## [TASK REQUIREMENTS]
For the copy, please give all of the data again exactly and leave the pictures out.

Start RECORDS FOR PROCESSING

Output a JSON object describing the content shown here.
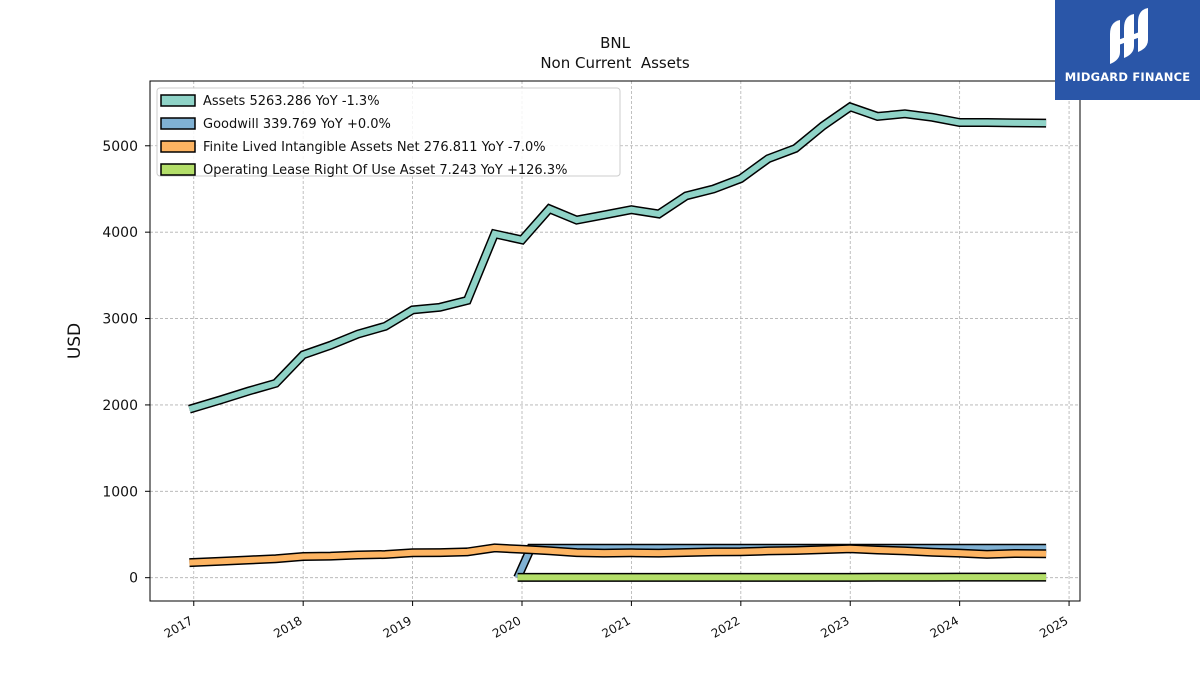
{
  "brand": {
    "name": "MIDGARD FINANCE",
    "color": "#2a56a8"
  },
  "chart_data": {
    "type": "line",
    "title": "BNL",
    "subtitle": "Non Current  Assets",
    "ylabel": "USD",
    "xlabel": "",
    "xlim": [
      2016.6,
      2025.1
    ],
    "ylim": [
      -270,
      5750
    ],
    "xticks": [
      2017,
      2018,
      2019,
      2020,
      2021,
      2022,
      2023,
      2024,
      2025
    ],
    "yticks": [
      0,
      1000,
      2000,
      3000,
      4000,
      5000
    ],
    "grid": true,
    "legend_position": "top-left",
    "series": [
      {
        "name": "Assets",
        "legend": "Assets  5263.286 YoY -1.3%",
        "color": "#8fd3c7",
        "x": [
          2016.96,
          2017.25,
          2017.5,
          2017.75,
          2018.0,
          2018.25,
          2018.5,
          2018.75,
          2019.0,
          2019.25,
          2019.5,
          2019.75,
          2020.0,
          2020.25,
          2020.5,
          2020.75,
          2021.0,
          2021.25,
          2021.5,
          2021.75,
          2022.0,
          2022.25,
          2022.5,
          2022.75,
          2023.0,
          2023.25,
          2023.5,
          2023.75,
          2024.0,
          2024.25,
          2024.5,
          2024.79
        ],
        "y": [
          1950,
          2060,
          2160,
          2250,
          2580,
          2690,
          2820,
          2910,
          3100,
          3130,
          3210,
          3980,
          3910,
          4270,
          4140,
          4200,
          4260,
          4210,
          4420,
          4500,
          4620,
          4850,
          4970,
          5230,
          5450,
          5340,
          5370,
          5330,
          5270,
          5270,
          5265,
          5263
        ]
      },
      {
        "name": "Goodwill",
        "legend": "Goodwill  339.769 YoY +0.0%",
        "color": "#80b1d3",
        "x": [
          2019.96,
          2020.08,
          2020.25,
          2020.5,
          2020.75,
          2021.0,
          2021.25,
          2021.5,
          2021.75,
          2022.0,
          2022.25,
          2022.5,
          2022.75,
          2023.0,
          2023.25,
          2023.5,
          2023.75,
          2024.0,
          2024.25,
          2024.5,
          2024.79
        ],
        "y": [
          0,
          340,
          340,
          340,
          340,
          340,
          340,
          340,
          340,
          340,
          340,
          340,
          340,
          340,
          340,
          340,
          340,
          340,
          340,
          340,
          340
        ]
      },
      {
        "name": "Finite Lived Intangible Assets Net",
        "legend": "Finite Lived Intangible Assets Net  276.811 YoY -7.0%",
        "color": "#fdb462",
        "x": [
          2016.96,
          2017.25,
          2017.5,
          2017.75,
          2018.0,
          2018.25,
          2018.5,
          2018.75,
          2019.0,
          2019.25,
          2019.5,
          2019.75,
          2020.0,
          2020.25,
          2020.5,
          2020.75,
          2021.0,
          2021.25,
          2021.5,
          2021.75,
          2022.0,
          2022.25,
          2022.5,
          2022.75,
          2023.0,
          2023.25,
          2023.5,
          2023.75,
          2024.0,
          2024.25,
          2024.5,
          2024.79
        ],
        "y": [
          175,
          190,
          205,
          220,
          245,
          250,
          262,
          268,
          288,
          290,
          298,
          345,
          328,
          312,
          290,
          285,
          288,
          285,
          292,
          298,
          300,
          310,
          315,
          325,
          335,
          320,
          310,
          295,
          285,
          270,
          280,
          277
        ]
      },
      {
        "name": "Operating Lease Right Of Use Asset",
        "legend": "Operating Lease Right Of Use Asset  7.243 YoY +126.3%",
        "color": "#b3de69",
        "x": [
          2019.96,
          2020.25,
          2020.5,
          2020.75,
          2021.0,
          2021.25,
          2021.5,
          2021.75,
          2022.0,
          2022.25,
          2022.5,
          2022.75,
          2023.0,
          2023.25,
          2023.5,
          2023.75,
          2024.0,
          2024.25,
          2024.5,
          2024.79
        ],
        "y": [
          3,
          3,
          3,
          3,
          3,
          3,
          3,
          3,
          3,
          3,
          3,
          3,
          3,
          4,
          5,
          6,
          7,
          7,
          7,
          7
        ]
      }
    ]
  }
}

End RECORDS FOR PROCESSING

## [ANSWER TO THE PROBLEM]
Output a JSON object describing the content shown here.
{
  "brand": {
    "name": "MIDGARD FINANCE",
    "color": "#2a56a8"
  },
  "chart_data": {
    "type": "line",
    "title": "BNL",
    "subtitle": "Non Current  Assets",
    "ylabel": "USD",
    "xlabel": "",
    "xlim": [
      2016.6,
      2025.1
    ],
    "ylim": [
      -270,
      5750
    ],
    "xticks": [
      2017,
      2018,
      2019,
      2020,
      2021,
      2022,
      2023,
      2024,
      2025
    ],
    "yticks": [
      0,
      1000,
      2000,
      3000,
      4000,
      5000
    ],
    "grid": true,
    "legend_position": "top-left",
    "series": [
      {
        "name": "Assets",
        "legend": "Assets  5263.286 YoY -1.3%",
        "color": "#8fd3c7",
        "x": [
          2016.96,
          2017.25,
          2017.5,
          2017.75,
          2018.0,
          2018.25,
          2018.5,
          2018.75,
          2019.0,
          2019.25,
          2019.5,
          2019.75,
          2020.0,
          2020.25,
          2020.5,
          2020.75,
          2021.0,
          2021.25,
          2021.5,
          2021.75,
          2022.0,
          2022.25,
          2022.5,
          2022.75,
          2023.0,
          2023.25,
          2023.5,
          2023.75,
          2024.0,
          2024.25,
          2024.5,
          2024.79
        ],
        "y": [
          1950,
          2060,
          2160,
          2250,
          2580,
          2690,
          2820,
          2910,
          3100,
          3130,
          3210,
          3980,
          3910,
          4270,
          4140,
          4200,
          4260,
          4210,
          4420,
          4500,
          4620,
          4850,
          4970,
          5230,
          5450,
          5340,
          5370,
          5330,
          5270,
          5270,
          5265,
          5263
        ]
      },
      {
        "name": "Goodwill",
        "legend": "Goodwill  339.769 YoY +0.0%",
        "color": "#80b1d3",
        "x": [
          2019.96,
          2020.08,
          2020.25,
          2020.5,
          2020.75,
          2021.0,
          2021.25,
          2021.5,
          2021.75,
          2022.0,
          2022.25,
          2022.5,
          2022.75,
          2023.0,
          2023.25,
          2023.5,
          2023.75,
          2024.0,
          2024.25,
          2024.5,
          2024.79
        ],
        "y": [
          0,
          340,
          340,
          340,
          340,
          340,
          340,
          340,
          340,
          340,
          340,
          340,
          340,
          340,
          340,
          340,
          340,
          340,
          340,
          340,
          340
        ]
      },
      {
        "name": "Finite Lived Intangible Assets Net",
        "legend": "Finite Lived Intangible Assets Net  276.811 YoY -7.0%",
        "color": "#fdb462",
        "x": [
          2016.96,
          2017.25,
          2017.5,
          2017.75,
          2018.0,
          2018.25,
          2018.5,
          2018.75,
          2019.0,
          2019.25,
          2019.5,
          2019.75,
          2020.0,
          2020.25,
          2020.5,
          2020.75,
          2021.0,
          2021.25,
          2021.5,
          2021.75,
          2022.0,
          2022.25,
          2022.5,
          2022.75,
          2023.0,
          2023.25,
          2023.5,
          2023.75,
          2024.0,
          2024.25,
          2024.5,
          2024.79
        ],
        "y": [
          175,
          190,
          205,
          220,
          245,
          250,
          262,
          268,
          288,
          290,
          298,
          345,
          328,
          312,
          290,
          285,
          288,
          285,
          292,
          298,
          300,
          310,
          315,
          325,
          335,
          320,
          310,
          295,
          285,
          270,
          280,
          277
        ]
      },
      {
        "name": "Operating Lease Right Of Use Asset",
        "legend": "Operating Lease Right Of Use Asset  7.243 YoY +126.3%",
        "color": "#b3de69",
        "x": [
          2019.96,
          2020.25,
          2020.5,
          2020.75,
          2021.0,
          2021.25,
          2021.5,
          2021.75,
          2022.0,
          2022.25,
          2022.5,
          2022.75,
          2023.0,
          2023.25,
          2023.5,
          2023.75,
          2024.0,
          2024.25,
          2024.5,
          2024.79
        ],
        "y": [
          3,
          3,
          3,
          3,
          3,
          3,
          3,
          3,
          3,
          3,
          3,
          3,
          3,
          4,
          5,
          6,
          7,
          7,
          7,
          7
        ]
      }
    ]
  }
}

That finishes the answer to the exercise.